Below is a block of records; reproduce all of them exactly and leave out any pictures.

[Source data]
* * * * *
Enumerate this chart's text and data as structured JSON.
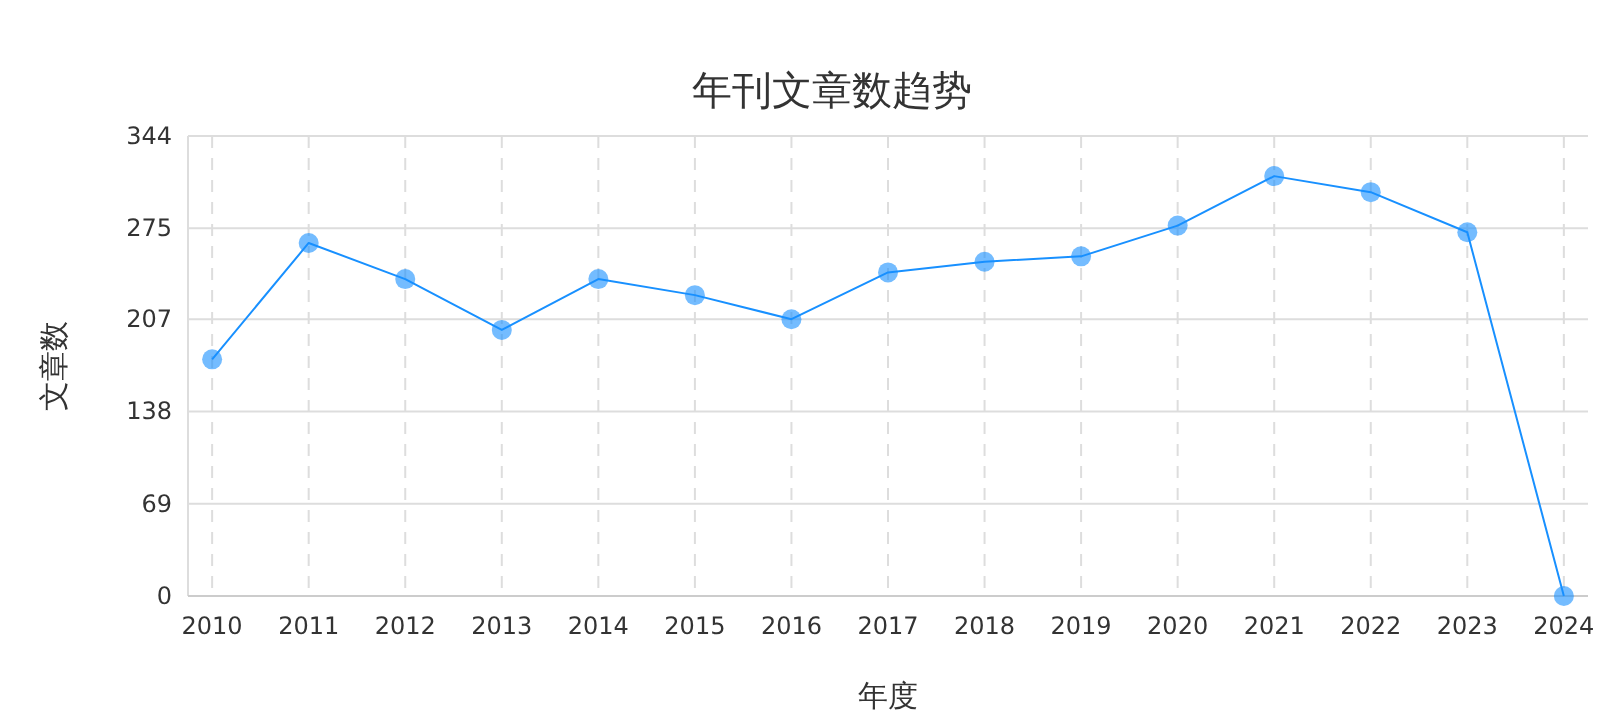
{
  "chart_data": {
    "type": "line",
    "title": "年刊文章数趋势",
    "xlabel": "年度",
    "ylabel": "文章数",
    "categories": [
      "2010",
      "2011",
      "2012",
      "2013",
      "2014",
      "2015",
      "2016",
      "2017",
      "2018",
      "2019",
      "2020",
      "2021",
      "2022",
      "2023",
      "2024"
    ],
    "series": [
      {
        "color": "#1890ff",
        "values": [
          177,
          264,
          237,
          199,
          237,
          225,
          207,
          242,
          250,
          254,
          277,
          314,
          302,
          272,
          0
        ]
      }
    ],
    "ylim": [
      0,
      344
    ],
    "yticks": [
      0,
      69,
      138,
      207,
      275,
      344
    ],
    "grid": true,
    "marker": "circle",
    "line_style": "solid"
  }
}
* * * * *
### Solution for this task
Enumerate this chart's text and data as structured JSON.
{
  "chart_data": {
    "type": "line",
    "title": "年刊文章数趋势",
    "xlabel": "年度",
    "ylabel": "文章数",
    "categories": [
      "2010",
      "2011",
      "2012",
      "2013",
      "2014",
      "2015",
      "2016",
      "2017",
      "2018",
      "2019",
      "2020",
      "2021",
      "2022",
      "2023",
      "2024"
    ],
    "series": [
      {
        "color": "#1890ff",
        "values": [
          177,
          264,
          237,
          199,
          237,
          225,
          207,
          242,
          250,
          254,
          277,
          314,
          302,
          272,
          0
        ]
      }
    ],
    "ylim": [
      0,
      344
    ],
    "yticks": [
      0,
      69,
      138,
      207,
      275,
      344
    ],
    "grid": true,
    "marker": "circle",
    "line_style": "solid"
  }
}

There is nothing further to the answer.